## RECORD EXCERPTS
▼▼▼
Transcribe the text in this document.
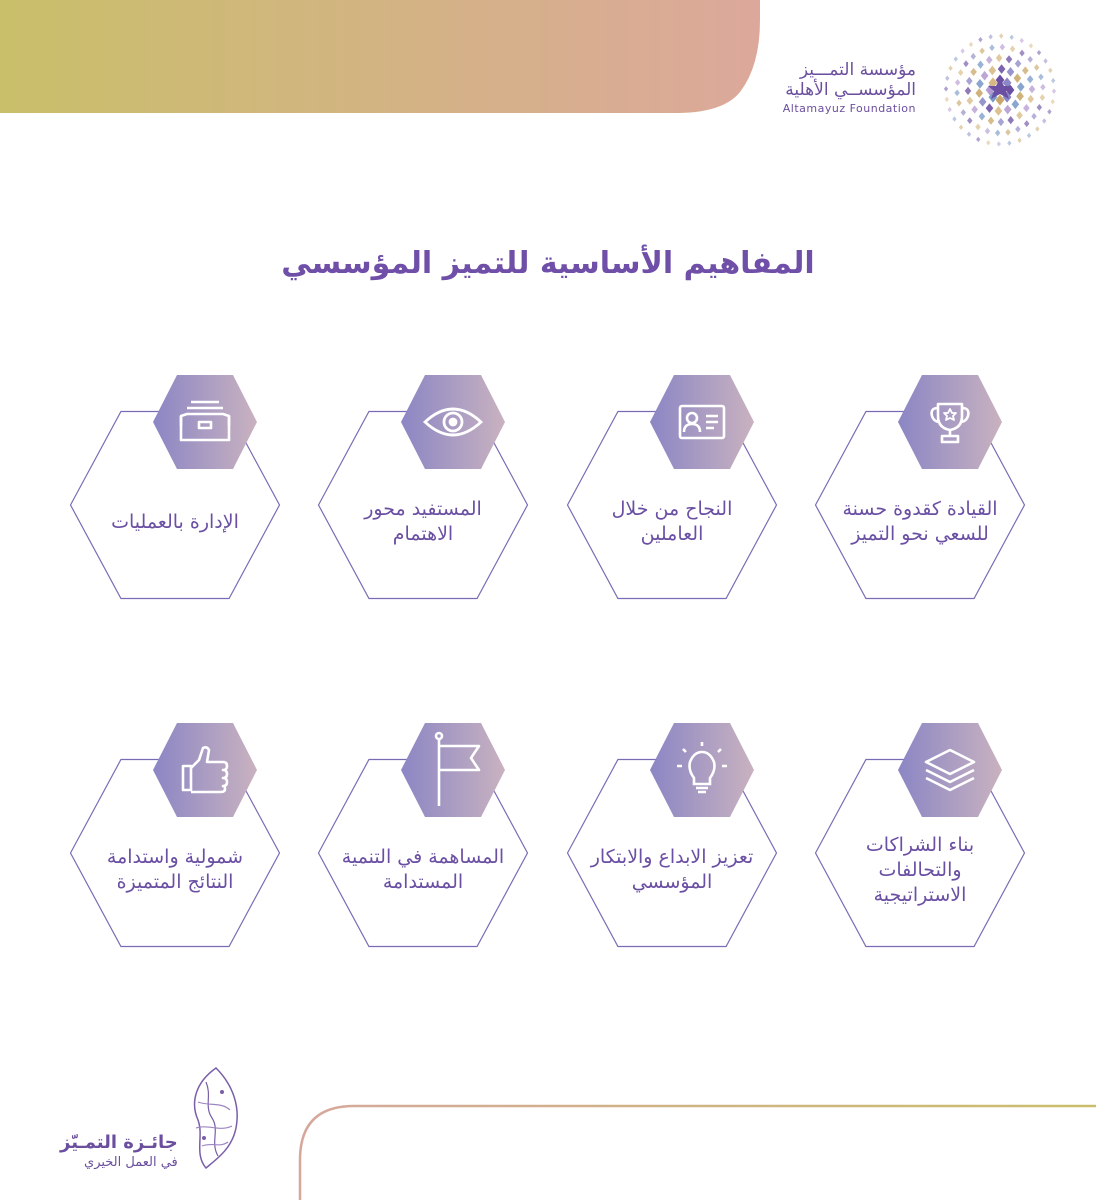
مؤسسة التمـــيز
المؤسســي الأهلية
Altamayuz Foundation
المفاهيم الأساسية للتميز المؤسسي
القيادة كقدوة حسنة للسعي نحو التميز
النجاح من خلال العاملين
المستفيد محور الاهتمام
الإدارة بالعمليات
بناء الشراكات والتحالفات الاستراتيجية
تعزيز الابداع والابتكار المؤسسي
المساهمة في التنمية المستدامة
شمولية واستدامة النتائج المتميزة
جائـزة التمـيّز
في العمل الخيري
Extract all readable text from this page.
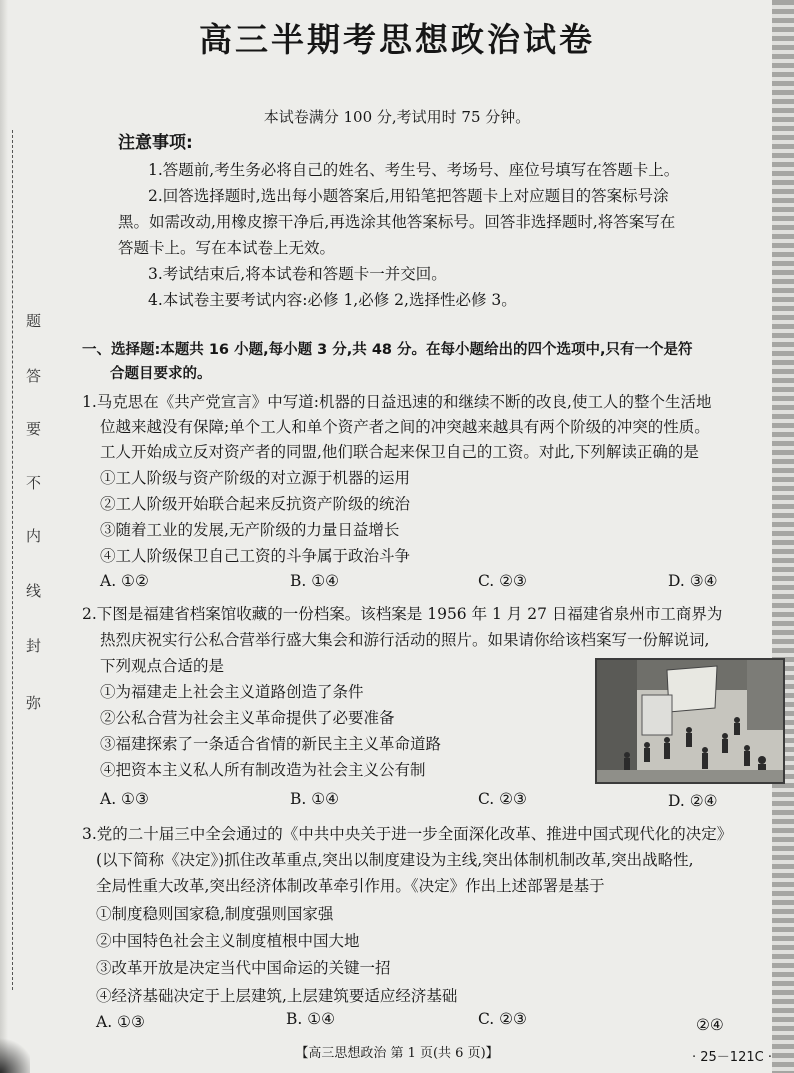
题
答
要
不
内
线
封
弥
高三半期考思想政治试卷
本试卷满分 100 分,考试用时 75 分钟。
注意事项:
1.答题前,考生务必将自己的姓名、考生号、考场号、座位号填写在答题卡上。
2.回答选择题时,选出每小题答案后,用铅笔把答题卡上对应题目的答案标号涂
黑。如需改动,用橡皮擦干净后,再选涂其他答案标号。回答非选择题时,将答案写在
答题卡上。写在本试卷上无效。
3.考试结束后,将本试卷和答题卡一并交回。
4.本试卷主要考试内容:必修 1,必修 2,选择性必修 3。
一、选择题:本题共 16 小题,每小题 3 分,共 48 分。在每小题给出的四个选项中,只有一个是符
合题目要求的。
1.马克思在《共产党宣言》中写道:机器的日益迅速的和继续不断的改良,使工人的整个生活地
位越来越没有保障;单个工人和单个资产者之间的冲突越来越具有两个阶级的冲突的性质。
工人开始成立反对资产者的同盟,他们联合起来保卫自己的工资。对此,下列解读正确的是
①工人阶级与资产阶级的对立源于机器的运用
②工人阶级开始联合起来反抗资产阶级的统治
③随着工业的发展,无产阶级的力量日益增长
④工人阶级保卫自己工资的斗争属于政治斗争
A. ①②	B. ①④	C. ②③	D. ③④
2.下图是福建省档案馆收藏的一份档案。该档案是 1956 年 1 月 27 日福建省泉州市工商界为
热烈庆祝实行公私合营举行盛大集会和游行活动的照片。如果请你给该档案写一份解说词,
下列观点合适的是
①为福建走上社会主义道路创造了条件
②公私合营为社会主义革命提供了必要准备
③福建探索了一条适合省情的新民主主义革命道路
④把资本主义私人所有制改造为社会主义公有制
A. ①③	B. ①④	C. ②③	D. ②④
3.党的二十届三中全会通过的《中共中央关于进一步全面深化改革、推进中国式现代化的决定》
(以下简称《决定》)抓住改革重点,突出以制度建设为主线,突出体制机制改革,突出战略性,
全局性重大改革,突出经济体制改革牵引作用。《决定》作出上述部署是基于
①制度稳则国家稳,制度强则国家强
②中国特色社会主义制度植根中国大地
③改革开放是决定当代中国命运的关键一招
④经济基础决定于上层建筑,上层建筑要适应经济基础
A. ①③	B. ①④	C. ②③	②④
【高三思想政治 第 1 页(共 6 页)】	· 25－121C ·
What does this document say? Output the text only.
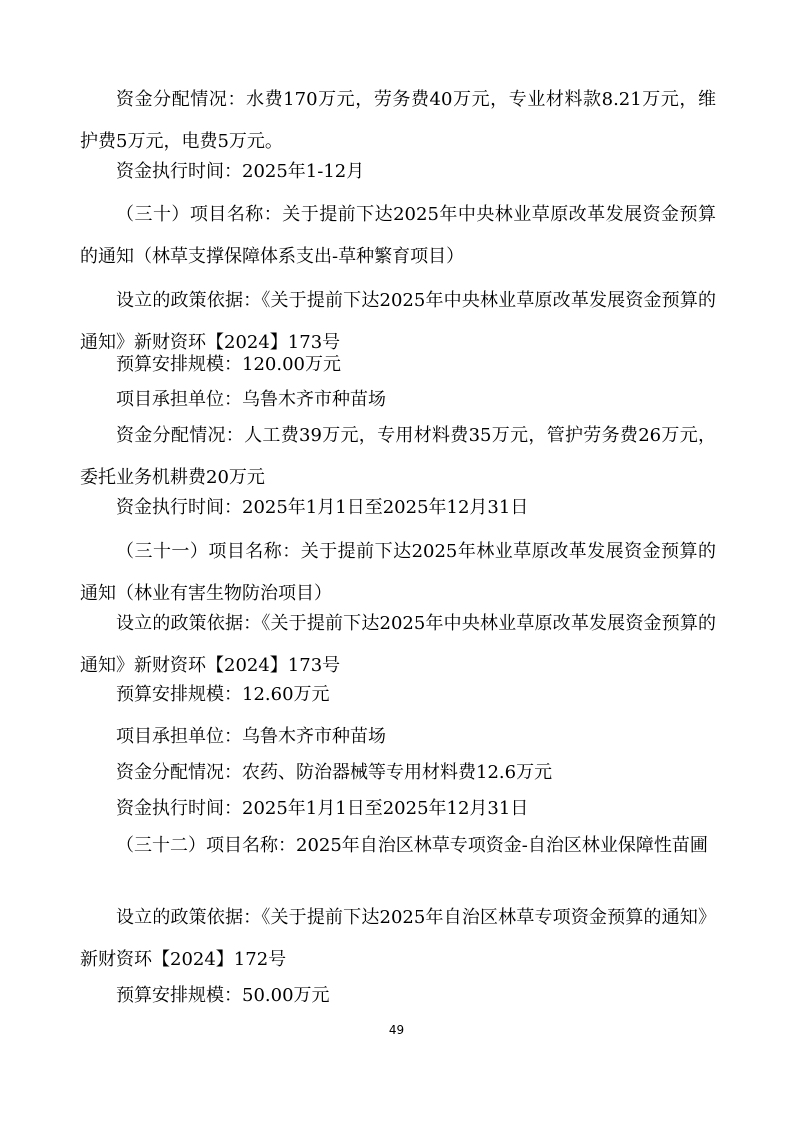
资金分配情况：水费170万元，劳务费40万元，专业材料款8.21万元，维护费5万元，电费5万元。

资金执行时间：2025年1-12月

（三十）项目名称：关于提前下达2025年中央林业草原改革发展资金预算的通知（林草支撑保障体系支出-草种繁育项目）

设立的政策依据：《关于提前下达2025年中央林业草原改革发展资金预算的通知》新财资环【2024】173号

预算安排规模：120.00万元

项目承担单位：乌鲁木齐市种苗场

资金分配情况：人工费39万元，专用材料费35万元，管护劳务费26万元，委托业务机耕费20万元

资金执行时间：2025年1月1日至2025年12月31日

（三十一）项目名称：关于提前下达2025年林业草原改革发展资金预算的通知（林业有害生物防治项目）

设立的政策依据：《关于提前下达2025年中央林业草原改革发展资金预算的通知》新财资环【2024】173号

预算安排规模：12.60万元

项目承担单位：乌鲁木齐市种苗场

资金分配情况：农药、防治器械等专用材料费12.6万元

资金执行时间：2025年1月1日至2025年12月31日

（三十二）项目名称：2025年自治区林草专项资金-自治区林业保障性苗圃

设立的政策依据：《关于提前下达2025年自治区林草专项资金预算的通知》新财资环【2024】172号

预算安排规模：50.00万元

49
▲▲▲
Make a list of all lines in the data that contain "资金分配情况".

## REPLY TO THE EXERCISE
资金分配情况：水费170万元，劳务费40万元，专业材料款8.21万元，维护费5万元，电费5万元。
资金分配情况：人工费39万元，专用材料费35万元，管护劳务费26万元，委托业务机耕费20万元
资金分配情况：农药、防治器械等专用材料费12.6万元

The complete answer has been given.